> [WORK TO DO] State only how many lines contain the string "Time".

● ● ● ●

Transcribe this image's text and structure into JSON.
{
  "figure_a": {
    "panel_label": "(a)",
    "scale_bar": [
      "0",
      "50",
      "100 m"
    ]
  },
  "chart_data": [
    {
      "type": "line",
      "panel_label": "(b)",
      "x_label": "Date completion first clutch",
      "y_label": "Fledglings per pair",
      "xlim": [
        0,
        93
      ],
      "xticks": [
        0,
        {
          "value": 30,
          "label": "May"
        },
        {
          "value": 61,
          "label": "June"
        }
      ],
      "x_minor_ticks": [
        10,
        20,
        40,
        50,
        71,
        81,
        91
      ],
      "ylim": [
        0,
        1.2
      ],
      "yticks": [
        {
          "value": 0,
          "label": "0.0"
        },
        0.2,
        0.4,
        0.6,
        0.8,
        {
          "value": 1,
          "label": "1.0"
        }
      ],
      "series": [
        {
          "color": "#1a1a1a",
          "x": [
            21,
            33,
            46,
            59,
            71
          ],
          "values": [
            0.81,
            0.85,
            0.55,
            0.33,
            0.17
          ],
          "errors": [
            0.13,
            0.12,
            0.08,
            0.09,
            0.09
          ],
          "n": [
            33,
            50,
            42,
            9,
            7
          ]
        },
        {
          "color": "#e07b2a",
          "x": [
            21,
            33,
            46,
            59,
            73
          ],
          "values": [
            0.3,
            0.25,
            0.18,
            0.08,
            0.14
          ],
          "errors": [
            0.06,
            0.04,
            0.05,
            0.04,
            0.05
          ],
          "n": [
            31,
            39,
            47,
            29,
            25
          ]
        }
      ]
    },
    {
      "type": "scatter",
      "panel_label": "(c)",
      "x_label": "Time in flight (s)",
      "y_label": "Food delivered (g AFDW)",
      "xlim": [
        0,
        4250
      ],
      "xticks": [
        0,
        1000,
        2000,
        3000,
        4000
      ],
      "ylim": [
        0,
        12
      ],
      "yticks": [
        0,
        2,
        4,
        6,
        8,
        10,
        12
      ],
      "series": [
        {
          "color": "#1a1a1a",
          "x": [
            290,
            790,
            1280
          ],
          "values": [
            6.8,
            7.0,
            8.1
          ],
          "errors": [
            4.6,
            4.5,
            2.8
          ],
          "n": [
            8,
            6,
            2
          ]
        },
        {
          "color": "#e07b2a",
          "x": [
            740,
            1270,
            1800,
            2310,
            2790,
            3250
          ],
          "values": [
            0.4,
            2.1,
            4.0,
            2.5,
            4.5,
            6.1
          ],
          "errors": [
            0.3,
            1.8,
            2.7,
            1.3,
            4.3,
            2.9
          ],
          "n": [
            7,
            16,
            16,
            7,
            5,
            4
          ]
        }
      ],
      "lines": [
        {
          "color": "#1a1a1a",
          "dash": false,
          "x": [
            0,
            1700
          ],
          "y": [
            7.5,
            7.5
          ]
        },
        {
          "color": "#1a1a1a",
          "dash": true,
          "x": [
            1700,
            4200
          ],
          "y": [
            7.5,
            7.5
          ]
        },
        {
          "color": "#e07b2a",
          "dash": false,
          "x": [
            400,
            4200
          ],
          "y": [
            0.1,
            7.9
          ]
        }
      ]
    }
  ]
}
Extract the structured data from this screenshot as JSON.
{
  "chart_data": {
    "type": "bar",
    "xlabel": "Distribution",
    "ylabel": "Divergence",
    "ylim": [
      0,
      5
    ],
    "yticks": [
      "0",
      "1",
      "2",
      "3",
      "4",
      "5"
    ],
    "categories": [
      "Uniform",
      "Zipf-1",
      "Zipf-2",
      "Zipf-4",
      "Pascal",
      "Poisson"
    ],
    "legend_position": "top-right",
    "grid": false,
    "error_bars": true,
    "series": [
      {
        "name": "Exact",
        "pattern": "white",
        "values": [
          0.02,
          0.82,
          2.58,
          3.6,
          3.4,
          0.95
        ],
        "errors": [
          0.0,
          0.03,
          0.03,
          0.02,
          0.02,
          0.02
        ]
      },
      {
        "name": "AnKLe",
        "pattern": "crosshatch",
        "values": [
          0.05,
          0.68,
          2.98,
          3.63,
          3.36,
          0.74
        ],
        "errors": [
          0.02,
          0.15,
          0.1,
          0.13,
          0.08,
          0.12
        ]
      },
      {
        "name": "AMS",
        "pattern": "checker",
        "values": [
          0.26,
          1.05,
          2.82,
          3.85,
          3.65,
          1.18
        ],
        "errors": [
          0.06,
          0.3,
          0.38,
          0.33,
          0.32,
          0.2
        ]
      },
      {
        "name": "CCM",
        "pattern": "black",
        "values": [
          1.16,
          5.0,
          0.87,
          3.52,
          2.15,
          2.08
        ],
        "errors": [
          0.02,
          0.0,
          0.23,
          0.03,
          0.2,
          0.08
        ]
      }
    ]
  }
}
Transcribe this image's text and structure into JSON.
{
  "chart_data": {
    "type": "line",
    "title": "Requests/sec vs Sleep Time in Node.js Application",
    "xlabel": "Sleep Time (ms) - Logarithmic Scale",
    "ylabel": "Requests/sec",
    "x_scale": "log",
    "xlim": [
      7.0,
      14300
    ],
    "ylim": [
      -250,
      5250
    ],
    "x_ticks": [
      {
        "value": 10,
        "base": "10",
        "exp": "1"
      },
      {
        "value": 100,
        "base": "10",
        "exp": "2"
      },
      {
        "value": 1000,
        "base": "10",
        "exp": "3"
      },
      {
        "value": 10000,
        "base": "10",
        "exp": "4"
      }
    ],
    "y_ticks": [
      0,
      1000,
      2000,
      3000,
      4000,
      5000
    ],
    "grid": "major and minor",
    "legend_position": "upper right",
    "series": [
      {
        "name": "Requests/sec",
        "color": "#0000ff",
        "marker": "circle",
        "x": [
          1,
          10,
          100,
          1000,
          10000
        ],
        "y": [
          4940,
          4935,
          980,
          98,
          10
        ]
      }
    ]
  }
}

● ● ● ●

> [TASK SOLUTION] 3